QGLViewer - Introduction

Philosophy

QGLViewer provides 3D application developers some of the classical features of a 3D viewer. See the feature list for details. All the functionalities of the viewer are illustrated by a very simple example which can be used as a cut and paste source for your own applications.

QGLViewer enables you to quickly develop a small test program as well as a complete 3D application. It is versatile and is not designed for any specific application. It it also very convenient as a 3D/OpenGL pedagogical tool.

The QGLViewer class

You will use the library by deriving a viewer class from the QGLViewer main class. For simple applications, all you need to do is to overload the draw() function, which will contain the OpenGL orders that describe your 3D scene. You may want to read a very simple commented program to see exactly how it works.

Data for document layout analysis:

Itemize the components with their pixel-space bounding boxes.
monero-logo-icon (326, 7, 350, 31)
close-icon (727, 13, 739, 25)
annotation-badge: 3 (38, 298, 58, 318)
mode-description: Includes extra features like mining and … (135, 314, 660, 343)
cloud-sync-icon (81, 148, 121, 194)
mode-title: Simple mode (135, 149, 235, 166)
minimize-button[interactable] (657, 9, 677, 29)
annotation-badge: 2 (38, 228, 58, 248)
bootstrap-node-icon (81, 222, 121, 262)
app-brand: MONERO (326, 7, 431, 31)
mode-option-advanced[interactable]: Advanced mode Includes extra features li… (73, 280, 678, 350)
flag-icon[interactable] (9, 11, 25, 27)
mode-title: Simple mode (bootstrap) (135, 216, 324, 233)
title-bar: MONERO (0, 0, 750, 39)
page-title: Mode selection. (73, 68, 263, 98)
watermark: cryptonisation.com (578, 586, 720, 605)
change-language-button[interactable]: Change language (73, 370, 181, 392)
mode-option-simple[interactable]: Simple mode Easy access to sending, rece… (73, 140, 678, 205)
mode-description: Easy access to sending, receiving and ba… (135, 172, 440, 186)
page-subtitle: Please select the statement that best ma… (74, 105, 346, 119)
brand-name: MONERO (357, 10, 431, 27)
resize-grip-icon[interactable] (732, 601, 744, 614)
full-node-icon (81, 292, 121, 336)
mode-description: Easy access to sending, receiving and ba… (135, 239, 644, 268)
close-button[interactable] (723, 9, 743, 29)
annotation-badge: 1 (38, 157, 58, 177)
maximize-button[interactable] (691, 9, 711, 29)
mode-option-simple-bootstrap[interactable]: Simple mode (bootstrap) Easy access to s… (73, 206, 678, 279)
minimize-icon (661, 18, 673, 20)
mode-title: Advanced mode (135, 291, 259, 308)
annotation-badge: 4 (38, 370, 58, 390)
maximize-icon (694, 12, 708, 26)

## Problem to work on:
Please resume the QGLViewer introduction after its last sentence and continue it for a few more paragraphs.

## Answer for this exercise:
The different classical functionalities of a 3D viewer (such as a mouse trackball) are provided by the QGLViewer class, and can be overloaded in your own application. Apart from the draw() function, an other good example is the init() function, which can be used to initialize the OpenGL state of your viewer, before the first display. Many other functions can be used as is or redefined, see the feature list for a complete description of the available functions.

Camera and world coordinate system

When you start giving OpenGL orders in your draw() function, you are implicitly located at the origin of the so-called world coordinate system. In libQGLViewer, the camera is an "object" located in this virtual world, that can be moved with the mouse (try to press 'A', the drawAxis() accelerator key to see the world coordinate system). This conception is different (but much more intuitive) from the original camera-centered OpenGL coordinate system.

The viewer associated Camera (accessed using camera()) holds most OpenGL related parameters, such as the projection matrix.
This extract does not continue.